Given task: Set the following entries down again exactly, line by line.

Dataset records
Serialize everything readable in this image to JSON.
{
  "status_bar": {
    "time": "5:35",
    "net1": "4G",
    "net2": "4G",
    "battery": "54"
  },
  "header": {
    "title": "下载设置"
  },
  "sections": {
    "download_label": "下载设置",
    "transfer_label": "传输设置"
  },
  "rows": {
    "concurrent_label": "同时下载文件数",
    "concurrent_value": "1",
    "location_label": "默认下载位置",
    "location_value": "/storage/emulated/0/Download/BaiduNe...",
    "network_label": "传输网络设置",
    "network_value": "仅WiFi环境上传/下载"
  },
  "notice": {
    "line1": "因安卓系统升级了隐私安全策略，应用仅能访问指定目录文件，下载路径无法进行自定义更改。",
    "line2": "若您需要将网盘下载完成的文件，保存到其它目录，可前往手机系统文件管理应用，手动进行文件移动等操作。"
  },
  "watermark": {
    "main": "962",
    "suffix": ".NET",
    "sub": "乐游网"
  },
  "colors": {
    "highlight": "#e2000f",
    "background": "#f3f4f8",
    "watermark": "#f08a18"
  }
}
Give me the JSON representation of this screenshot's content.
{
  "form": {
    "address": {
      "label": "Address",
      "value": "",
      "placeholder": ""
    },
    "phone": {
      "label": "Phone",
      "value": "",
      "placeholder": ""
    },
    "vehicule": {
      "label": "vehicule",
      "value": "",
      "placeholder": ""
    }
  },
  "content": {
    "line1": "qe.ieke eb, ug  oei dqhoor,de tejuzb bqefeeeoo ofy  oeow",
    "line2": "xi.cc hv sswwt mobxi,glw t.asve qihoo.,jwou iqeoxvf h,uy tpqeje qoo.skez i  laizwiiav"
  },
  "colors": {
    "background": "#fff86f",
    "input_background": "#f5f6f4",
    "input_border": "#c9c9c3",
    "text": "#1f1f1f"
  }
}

Solution:
Serialize everything readable in this image to JSON.
{
  "status_bar": {
    "time": "5:35",
    "net1": "4G",
    "net2": "4G",
    "battery": "54"
  },
  "header": {
    "title": "下载设置"
  },
  "sections": {
    "download_label": "下载设置",
    "transfer_label": "传输设置"
  },
  "rows": {
    "concurrent_label": "同时下载文件数",
    "concurrent_value": "1",
    "location_label": "默认下载位置",
    "location_value": "/storage/emulated/0/Download/BaiduNe...",
    "network_label": "传输网络设置",
    "network_value": "仅WiFi环境上传/下载"
  },
  "notice": {
    "line1": "因安卓系统升级了隐私安全策略，应用仅能访问指定目录文件，下载路径无法进行自定义更改。",
    "line2": "若您需要将网盘下载完成的文件，保存到其它目录，可前往手机系统文件管理应用，手动进行文件移动等操作。"
  },
  "watermark": {
    "main": "962",
    "suffix": ".NET",
    "sub": "乐游网"
  },
  "colors": {
    "highlight": "#e2000f",
    "background": "#f3f4f8",
    "watermark": "#f08a18"
  }
}
Give me the JSON representation of this screenshot's content.
{
  "form": {
    "address": {
      "label": "Address",
      "value": "",
      "placeholder": ""
    },
    "phone": {
      "label": "Phone",
      "value": "",
      "placeholder": ""
    },
    "vehicule": {
      "label": "vehicule",
      "value": "",
      "placeholder": ""
    }
  },
  "content": {
    "line1": "qe.ieke eb, ug  oei dqhoor,de tejuzb bqefeeeoo ofy  oeow",
    "line2": "xi.cc hv sswwt mobxi,glw t.asve qihoo.,jwou iqeoxvf h,uy tpqeje qoo.skez i  laizwiiav"
  },
  "colors": {
    "background": "#fff86f",
    "input_background": "#f5f6f4",
    "input_border": "#c9c9c3",
    "text": "#1f1f1f"
  }
}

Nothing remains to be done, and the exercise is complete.